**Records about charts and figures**
━━━━━━━━
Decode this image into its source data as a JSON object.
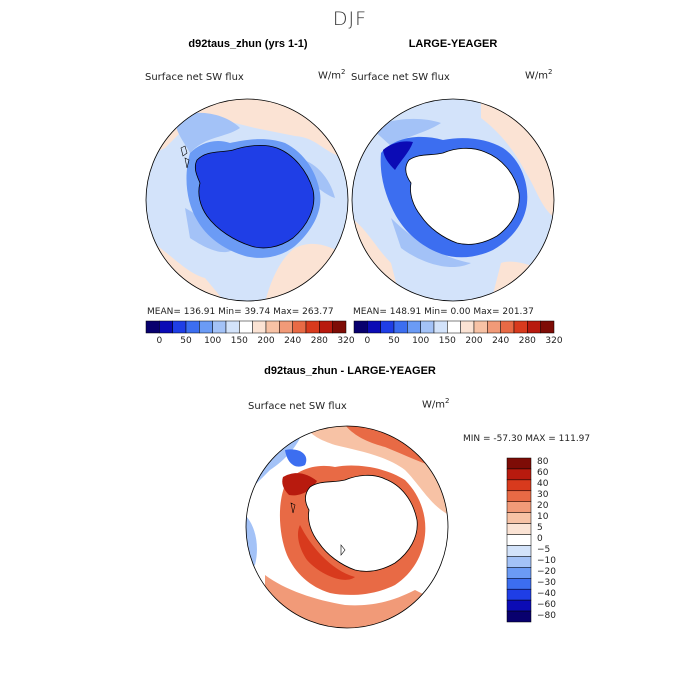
{
  "title": "DJF",
  "chart_data": [
    {
      "type": "heatmap",
      "projection": "south-polar-stereographic",
      "title": "d92taus_zhun (yrs 1-1)",
      "variable": "Surface net SW flux",
      "units": "W/m",
      "units_exp": "2",
      "stats": {
        "mean": "136.91",
        "min": "39.74",
        "max": "263.77"
      },
      "stats_text": "MEAN= 136.91   Min=  39.74   Max= 263.77",
      "colorbar": {
        "colors": [
          "#08006e",
          "#0b0bb5",
          "#1f3ee6",
          "#3c6ef0",
          "#6b9bf5",
          "#a3c2f7",
          "#d3e3fa",
          "#ffffff",
          "#fbe3d4",
          "#f7c2a5",
          "#f19a78",
          "#e86a45",
          "#d83a1d",
          "#b81a0e",
          "#7e0c06"
        ],
        "ticks": [
          "0",
          "50",
          "100",
          "150",
          "200",
          "240",
          "280",
          "320"
        ]
      },
      "field": "blue over Antarctic ice sheet (~50-100), light blue and light peach over Southern Ocean (~150-240)"
    },
    {
      "type": "heatmap",
      "projection": "south-polar-stereographic",
      "title": "LARGE-YEAGER",
      "variable": "Surface net SW flux",
      "units": "W/m",
      "units_exp": "2",
      "stats": {
        "mean": "148.91",
        "min": "0.00",
        "max": "201.37"
      },
      "stats_text": "MEAN= 148.91   Min=   0.00   Max= 201.37",
      "colorbar": {
        "colors": [
          "#08006e",
          "#0b0bb5",
          "#1f3ee6",
          "#3c6ef0",
          "#6b9bf5",
          "#a3c2f7",
          "#d3e3fa",
          "#ffffff",
          "#fbe3d4",
          "#f7c2a5",
          "#f19a78",
          "#e86a45",
          "#d83a1d",
          "#b81a0e",
          "#7e0c06"
        ],
        "ticks": [
          "0",
          "50",
          "100",
          "150",
          "200",
          "240",
          "280",
          "320"
        ]
      },
      "field": "Antarctic continent masked (white); dark blue ring at sea-ice edge; light blue/peach elsewhere"
    },
    {
      "type": "heatmap",
      "projection": "south-polar-stereographic",
      "title": "d92taus_zhun - LARGE-YEAGER",
      "variable": "Surface net SW flux",
      "units": "W/m",
      "units_exp": "2",
      "stats": {
        "min": "-57.30",
        "max": "111.97"
      },
      "stats_text": "MIN = -57.30 MAX = 111.97",
      "colorbar": {
        "colors": [
          "#08006e",
          "#0b0bb5",
          "#1f3ee6",
          "#3c6ef0",
          "#6b9bf5",
          "#a3c2f7",
          "#d3e3fa",
          "#ffffff",
          "#fbe3d4",
          "#f7c2a5",
          "#f19a78",
          "#e86a45",
          "#d83a1d",
          "#b81a0e",
          "#7e0c06"
        ],
        "ticks": [
          "80",
          "60",
          "40",
          "30",
          "20",
          "10",
          "5",
          "0",
          "−5",
          "−10",
          "−20",
          "−30",
          "−40",
          "−60",
          "−80"
        ]
      },
      "field": "red positive differences ringing Antarctica (sea-ice zone), mixed red/blue over Southern Ocean"
    }
  ]
}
━━━━━━━━
**GIVEN PROBLEM**
Transcribe the records above exactly, omitting every picture they contain.

**RESPONSE TO THIS EXERCISE**
Decode this image into its source data as a JSON object.
{
  "title": "DJF",
  "chart_data": [
    {
      "type": "heatmap",
      "projection": "south-polar-stereographic",
      "title": "d92taus_zhun (yrs 1-1)",
      "variable": "Surface net SW flux",
      "units": "W/m",
      "units_exp": "2",
      "stats": {
        "mean": "136.91",
        "min": "39.74",
        "max": "263.77"
      },
      "stats_text": "MEAN= 136.91   Min=  39.74   Max= 263.77",
      "colorbar": {
        "colors": [
          "#08006e",
          "#0b0bb5",
          "#1f3ee6",
          "#3c6ef0",
          "#6b9bf5",
          "#a3c2f7",
          "#d3e3fa",
          "#ffffff",
          "#fbe3d4",
          "#f7c2a5",
          "#f19a78",
          "#e86a45",
          "#d83a1d",
          "#b81a0e",
          "#7e0c06"
        ],
        "ticks": [
          "0",
          "50",
          "100",
          "150",
          "200",
          "240",
          "280",
          "320"
        ]
      },
      "field": "blue over Antarctic ice sheet (~50-100), light blue and light peach over Southern Ocean (~150-240)"
    },
    {
      "type": "heatmap",
      "projection": "south-polar-stereographic",
      "title": "LARGE-YEAGER",
      "variable": "Surface net SW flux",
      "units": "W/m",
      "units_exp": "2",
      "stats": {
        "mean": "148.91",
        "min": "0.00",
        "max": "201.37"
      },
      "stats_text": "MEAN= 148.91   Min=   0.00   Max= 201.37",
      "colorbar": {
        "colors": [
          "#08006e",
          "#0b0bb5",
          "#1f3ee6",
          "#3c6ef0",
          "#6b9bf5",
          "#a3c2f7",
          "#d3e3fa",
          "#ffffff",
          "#fbe3d4",
          "#f7c2a5",
          "#f19a78",
          "#e86a45",
          "#d83a1d",
          "#b81a0e",
          "#7e0c06"
        ],
        "ticks": [
          "0",
          "50",
          "100",
          "150",
          "200",
          "240",
          "280",
          "320"
        ]
      },
      "field": "Antarctic continent masked (white); dark blue ring at sea-ice edge; light blue/peach elsewhere"
    },
    {
      "type": "heatmap",
      "projection": "south-polar-stereographic",
      "title": "d92taus_zhun - LARGE-YEAGER",
      "variable": "Surface net SW flux",
      "units": "W/m",
      "units_exp": "2",
      "stats": {
        "min": "-57.30",
        "max": "111.97"
      },
      "stats_text": "MIN = -57.30 MAX = 111.97",
      "colorbar": {
        "colors": [
          "#08006e",
          "#0b0bb5",
          "#1f3ee6",
          "#3c6ef0",
          "#6b9bf5",
          "#a3c2f7",
          "#d3e3fa",
          "#ffffff",
          "#fbe3d4",
          "#f7c2a5",
          "#f19a78",
          "#e86a45",
          "#d83a1d",
          "#b81a0e",
          "#7e0c06"
        ],
        "ticks": [
          "80",
          "60",
          "40",
          "30",
          "20",
          "10",
          "5",
          "0",
          "−5",
          "−10",
          "−20",
          "−30",
          "−40",
          "−60",
          "−80"
        ]
      },
      "field": "red positive differences ringing Antarctica (sea-ice zone), mixed red/blue over Southern Ocean"
    }
  ]
}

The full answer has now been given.